Description of the task> Give all of the lines again, with nothing added or dropped.

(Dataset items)
*-*-*

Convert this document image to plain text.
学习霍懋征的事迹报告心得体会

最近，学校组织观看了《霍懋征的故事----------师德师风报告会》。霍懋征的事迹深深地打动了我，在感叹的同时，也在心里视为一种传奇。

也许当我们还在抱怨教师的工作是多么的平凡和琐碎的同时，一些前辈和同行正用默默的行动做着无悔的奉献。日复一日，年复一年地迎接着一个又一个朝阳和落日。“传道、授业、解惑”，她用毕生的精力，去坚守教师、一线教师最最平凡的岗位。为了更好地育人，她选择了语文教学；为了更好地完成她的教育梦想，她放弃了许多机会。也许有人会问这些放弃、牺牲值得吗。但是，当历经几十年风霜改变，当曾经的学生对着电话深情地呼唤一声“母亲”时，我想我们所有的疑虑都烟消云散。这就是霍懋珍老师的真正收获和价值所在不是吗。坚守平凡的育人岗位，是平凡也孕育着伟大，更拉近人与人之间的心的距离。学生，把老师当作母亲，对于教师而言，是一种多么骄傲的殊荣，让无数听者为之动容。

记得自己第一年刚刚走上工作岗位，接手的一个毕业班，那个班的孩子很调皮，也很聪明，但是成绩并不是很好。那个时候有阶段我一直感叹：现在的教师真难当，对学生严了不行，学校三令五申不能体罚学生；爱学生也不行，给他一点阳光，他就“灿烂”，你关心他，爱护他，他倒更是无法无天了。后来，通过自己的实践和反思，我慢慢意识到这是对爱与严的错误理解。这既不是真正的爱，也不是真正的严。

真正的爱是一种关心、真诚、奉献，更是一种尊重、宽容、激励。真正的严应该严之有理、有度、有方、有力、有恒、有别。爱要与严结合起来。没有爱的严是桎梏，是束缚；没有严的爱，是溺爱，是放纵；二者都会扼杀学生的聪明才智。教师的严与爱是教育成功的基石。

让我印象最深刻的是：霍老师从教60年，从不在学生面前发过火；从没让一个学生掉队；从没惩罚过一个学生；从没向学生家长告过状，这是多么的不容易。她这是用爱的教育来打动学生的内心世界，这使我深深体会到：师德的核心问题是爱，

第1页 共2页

*-*-*

Task response>
Convert this document image to plain text.
学习霍懋征的事迹报告心得体会

最近，学校组织观看了《霍懋征的故事----------师德师风报告会》。霍懋征的事迹深深地打动了我，在感叹的同时，也在心里视为一种传奇。

也许当我们还在抱怨教师的工作是多么的平凡和琐碎的同时，一些前辈和同行正用默默的行动做着无悔的奉献。日复一日，年复一年地迎接着一个又一个朝阳和落日。“传道、授业、解惑”，她用毕生的精力，去坚守教师、一线教师最最平凡的岗位。为了更好地育人，她选择了语文教学；为了更好地完成她的教育梦想，她放弃了许多机会。也许有人会问这些放弃、牺牲值得吗。但是，当历经几十年风霜改变，当曾经的学生对着电话深情地呼唤一声“母亲”时，我想我们所有的疑虑都烟消云散。这就是霍懋珍老师的真正收获和价值所在不是吗。坚守平凡的育人岗位，是平凡也孕育着伟大，更拉近人与人之间的心的距离。学生，把老师当作母亲，对于教师而言，是一种多么骄傲的殊荣，让无数听者为之动容。

记得自己第一年刚刚走上工作岗位，接手的一个毕业班，那个班的孩子很调皮，也很聪明，但是成绩并不是很好。那个时候有阶段我一直感叹：现在的教师真难当，对学生严了不行，学校三令五申不能体罚学生；爱学生也不行，给他一点阳光，他就“灿烂”，你关心他，爱护他，他倒更是无法无天了。后来，通过自己的实践和反思，我慢慢意识到这是对爱与严的错误理解。这既不是真正的爱，也不是真正的严。

真正的爱是一种关心、真诚、奉献，更是一种尊重、宽容、激励。真正的严应该严之有理、有度、有方、有力、有恒、有别。爱要与严结合起来。没有爱的严是桎梏，是束缚；没有严的爱，是溺爱，是放纵；二者都会扼杀学生的聪明才智。教师的严与爱是教育成功的基石。

让我印象最深刻的是：霍老师从教60年，从不在学生面前发过火；从没让一个学生掉队；从没惩罚过一个学生；从没向学生家长告过状，这是多么的不容易。她这是用爱的教育来打动学生的内心世界，这使我深深体会到：师德的核心问题是爱，

第1页 共2页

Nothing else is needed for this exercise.